(Stored records)
☆ ☆ ☆ ☆ ☆ ☆ ☆
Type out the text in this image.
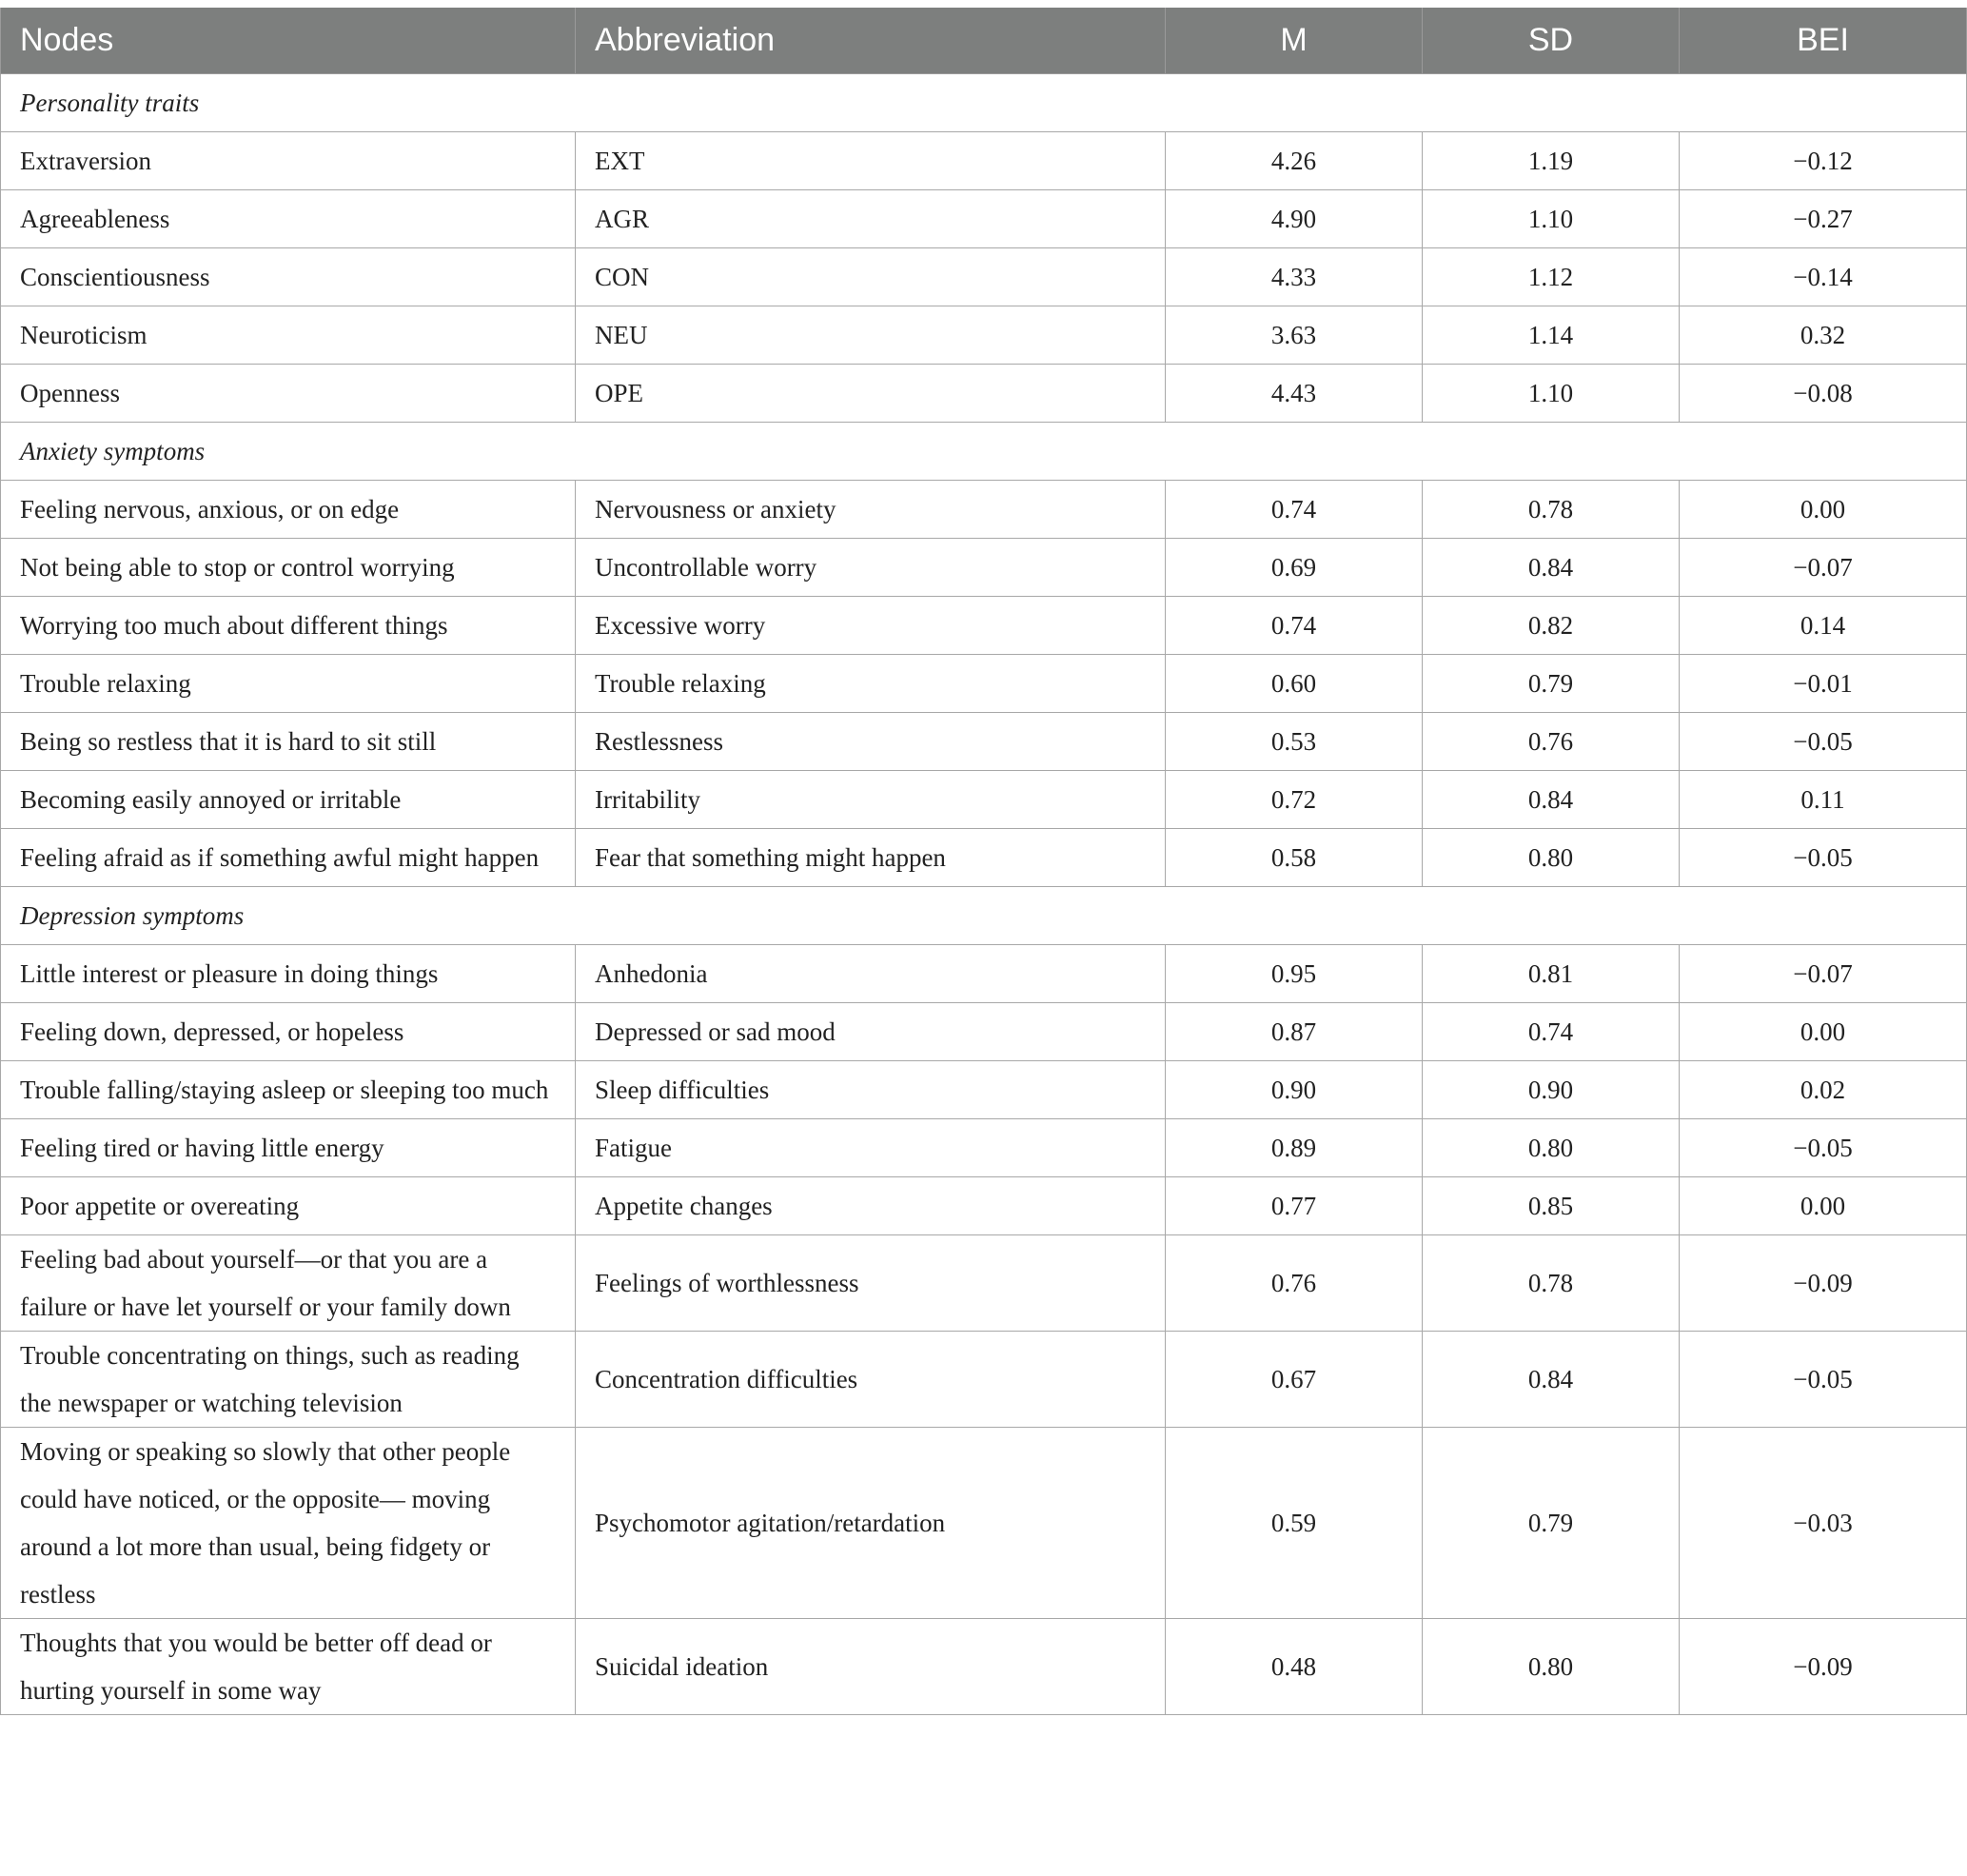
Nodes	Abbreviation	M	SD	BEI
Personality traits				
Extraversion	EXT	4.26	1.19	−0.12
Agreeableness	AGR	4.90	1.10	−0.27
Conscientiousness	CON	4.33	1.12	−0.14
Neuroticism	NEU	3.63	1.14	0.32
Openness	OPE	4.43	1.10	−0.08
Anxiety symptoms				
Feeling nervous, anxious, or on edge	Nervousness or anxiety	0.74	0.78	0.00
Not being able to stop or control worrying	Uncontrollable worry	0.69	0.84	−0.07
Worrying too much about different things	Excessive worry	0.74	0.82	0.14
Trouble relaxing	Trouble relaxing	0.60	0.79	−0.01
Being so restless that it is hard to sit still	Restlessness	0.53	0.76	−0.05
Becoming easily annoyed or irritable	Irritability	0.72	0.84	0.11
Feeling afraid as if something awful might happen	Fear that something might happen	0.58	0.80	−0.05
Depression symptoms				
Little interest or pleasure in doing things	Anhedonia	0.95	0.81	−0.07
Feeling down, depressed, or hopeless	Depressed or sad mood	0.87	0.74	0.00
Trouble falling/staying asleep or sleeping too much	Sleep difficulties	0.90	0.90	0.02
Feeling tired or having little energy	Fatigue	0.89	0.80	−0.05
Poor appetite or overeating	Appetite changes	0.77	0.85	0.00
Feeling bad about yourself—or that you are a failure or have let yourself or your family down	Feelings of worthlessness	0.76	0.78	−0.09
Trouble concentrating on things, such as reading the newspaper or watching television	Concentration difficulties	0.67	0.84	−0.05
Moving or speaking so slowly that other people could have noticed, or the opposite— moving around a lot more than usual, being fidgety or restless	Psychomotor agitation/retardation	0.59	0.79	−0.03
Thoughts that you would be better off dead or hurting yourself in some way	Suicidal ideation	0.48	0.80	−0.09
☆ ☆ ☆ ☆ ☆ ☆ ☆
**THE REQUEST**
Which lines hold the string "symptoms"? Copy all of them from the data above.

**WRITTEN SOLUTION**
Anxiety symptoms				
Depression symptoms				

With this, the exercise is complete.